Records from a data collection
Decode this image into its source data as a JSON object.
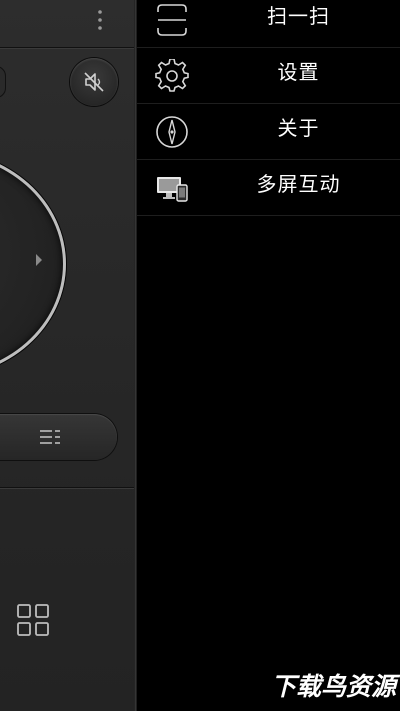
{
  "drawer": {
    "items": [
      {
        "label": "扫一扫",
        "icon": "scan-icon"
      },
      {
        "label": "设置",
        "icon": "gear-icon"
      },
      {
        "label": "关于",
        "icon": "compass-icon"
      },
      {
        "label": "多屏互动",
        "icon": "multi-screen-icon"
      }
    ]
  },
  "remote": {
    "icons": [
      "more-vertical-icon",
      "mute-icon",
      "chevron-right-icon",
      "menu-lines-icon",
      "grid-icon"
    ]
  },
  "watermark": {
    "text": "下载鸟资源"
  },
  "colors": {
    "background": "#000000",
    "panel": "#2a2a2a",
    "ring": "#bdbdbd",
    "text": "#ffffff"
  }
}
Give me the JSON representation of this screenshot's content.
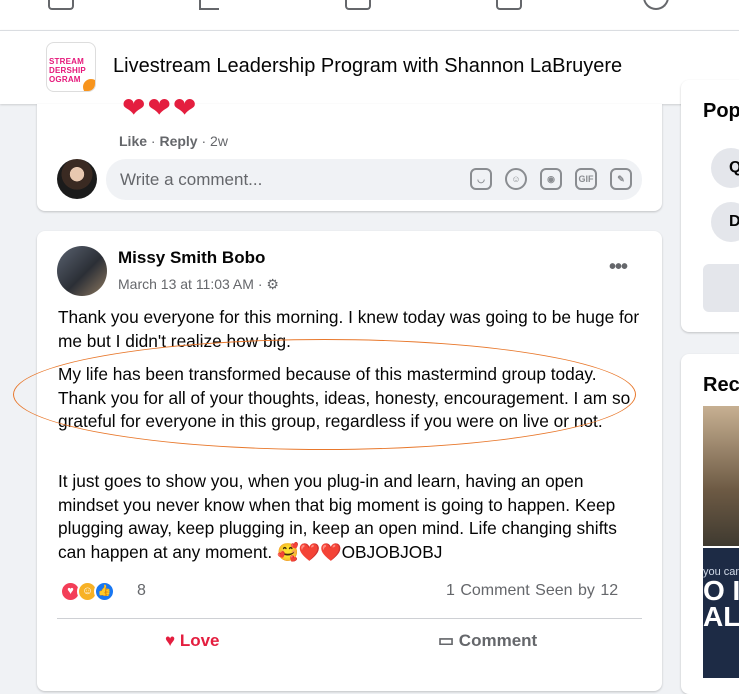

WHAT IS REQUIRED. Without the pictures, return the entries exactly as they appear.

FINAL RESULT.
Decode this image into its source data as a JSON object.
{
  "drawer": {
    "items": [
      {
        "label": "扫一扫",
        "icon": "scan-icon"
      },
      {
        "label": "设置",
        "icon": "gear-icon"
      },
      {
        "label": "关于",
        "icon": "compass-icon"
      },
      {
        "label": "多屏互动",
        "icon": "multi-screen-icon"
      }
    ]
  },
  "remote": {
    "icons": [
      "more-vertical-icon",
      "mute-icon",
      "chevron-right-icon",
      "menu-lines-icon",
      "grid-icon"
    ]
  },
  "watermark": {
    "text": "下载鸟资源"
  },
  "colors": {
    "background": "#000000",
    "panel": "#2a2a2a",
    "ring": "#bdbdbd",
    "text": "#ffffff"
  }
}
Give me the JSON representation of this screenshot's content.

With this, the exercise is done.